(JOB) Quote all of the data below exactly, please.

(DATA SHOWN)
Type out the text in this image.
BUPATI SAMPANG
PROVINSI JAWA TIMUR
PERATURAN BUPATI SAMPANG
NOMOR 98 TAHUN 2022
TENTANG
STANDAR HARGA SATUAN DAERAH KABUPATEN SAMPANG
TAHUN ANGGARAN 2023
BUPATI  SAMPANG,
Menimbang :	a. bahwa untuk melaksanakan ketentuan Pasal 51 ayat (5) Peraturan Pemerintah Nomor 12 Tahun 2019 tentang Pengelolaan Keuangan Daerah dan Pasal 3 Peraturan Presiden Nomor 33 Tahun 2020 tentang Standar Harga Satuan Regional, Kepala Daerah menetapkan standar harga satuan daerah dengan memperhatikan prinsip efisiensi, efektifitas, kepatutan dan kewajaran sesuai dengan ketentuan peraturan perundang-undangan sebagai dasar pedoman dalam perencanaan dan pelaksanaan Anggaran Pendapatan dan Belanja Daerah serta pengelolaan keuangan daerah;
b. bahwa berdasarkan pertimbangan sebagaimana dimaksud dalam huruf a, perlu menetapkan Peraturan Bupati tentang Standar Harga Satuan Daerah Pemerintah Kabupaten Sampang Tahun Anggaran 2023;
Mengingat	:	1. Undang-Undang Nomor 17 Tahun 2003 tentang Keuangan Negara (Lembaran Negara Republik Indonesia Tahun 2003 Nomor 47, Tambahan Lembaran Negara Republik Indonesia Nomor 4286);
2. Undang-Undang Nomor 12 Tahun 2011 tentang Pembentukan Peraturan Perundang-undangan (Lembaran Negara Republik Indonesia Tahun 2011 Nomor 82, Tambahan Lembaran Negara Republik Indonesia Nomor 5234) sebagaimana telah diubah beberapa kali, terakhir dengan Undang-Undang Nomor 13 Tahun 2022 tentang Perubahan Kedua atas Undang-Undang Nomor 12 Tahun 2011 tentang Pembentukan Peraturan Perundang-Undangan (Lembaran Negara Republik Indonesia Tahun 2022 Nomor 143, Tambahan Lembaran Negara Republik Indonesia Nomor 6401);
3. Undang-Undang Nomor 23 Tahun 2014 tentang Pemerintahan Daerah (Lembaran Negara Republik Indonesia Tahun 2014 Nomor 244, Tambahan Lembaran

(EXPECTED ANSWER)
Type out the text in this image.
BUPATI SAMPANG
PROVINSI JAWA TIMUR
PERATURAN BUPATI SAMPANG
NOMOR 98 TAHUN 2022
TENTANG
STANDAR HARGA SATUAN DAERAH KABUPATEN SAMPANG
TAHUN ANGGARAN 2023
BUPATI  SAMPANG,
Menimbang :	a. bahwa untuk melaksanakan ketentuan Pasal 51 ayat (5) Peraturan Pemerintah Nomor 12 Tahun 2019 tentang Pengelolaan Keuangan Daerah dan Pasal 3 Peraturan Presiden Nomor 33 Tahun 2020 tentang Standar Harga Satuan Regional, Kepala Daerah menetapkan standar harga satuan daerah dengan memperhatikan prinsip efisiensi, efektifitas, kepatutan dan kewajaran sesuai dengan ketentuan peraturan perundang-undangan sebagai dasar pedoman dalam perencanaan dan pelaksanaan Anggaran Pendapatan dan Belanja Daerah serta pengelolaan keuangan daerah;
b. bahwa berdasarkan pertimbangan sebagaimana dimaksud dalam huruf a, perlu menetapkan Peraturan Bupati tentang Standar Harga Satuan Daerah Pemerintah Kabupaten Sampang Tahun Anggaran 2023;
Mengingat	:	1. Undang-Undang Nomor 17 Tahun 2003 tentang Keuangan Negara (Lembaran Negara Republik Indonesia Tahun 2003 Nomor 47, Tambahan Lembaran Negara Republik Indonesia Nomor 4286);
2. Undang-Undang Nomor 12 Tahun 2011 tentang Pembentukan Peraturan Perundang-undangan (Lembaran Negara Republik Indonesia Tahun 2011 Nomor 82, Tambahan Lembaran Negara Republik Indonesia Nomor 5234) sebagaimana telah diubah beberapa kali, terakhir dengan Undang-Undang Nomor 13 Tahun 2022 tentang Perubahan Kedua atas Undang-Undang Nomor 12 Tahun 2011 tentang Pembentukan Peraturan Perundang-Undangan (Lembaran Negara Republik Indonesia Tahun 2022 Nomor 143, Tambahan Lembaran Negara Republik Indonesia Nomor 6401);
3. Undang-Undang Nomor 23 Tahun 2014 tentang Pemerintahan Daerah (Lembaran Negara Republik Indonesia Tahun 2014 Nomor 244, Tambahan Lembaran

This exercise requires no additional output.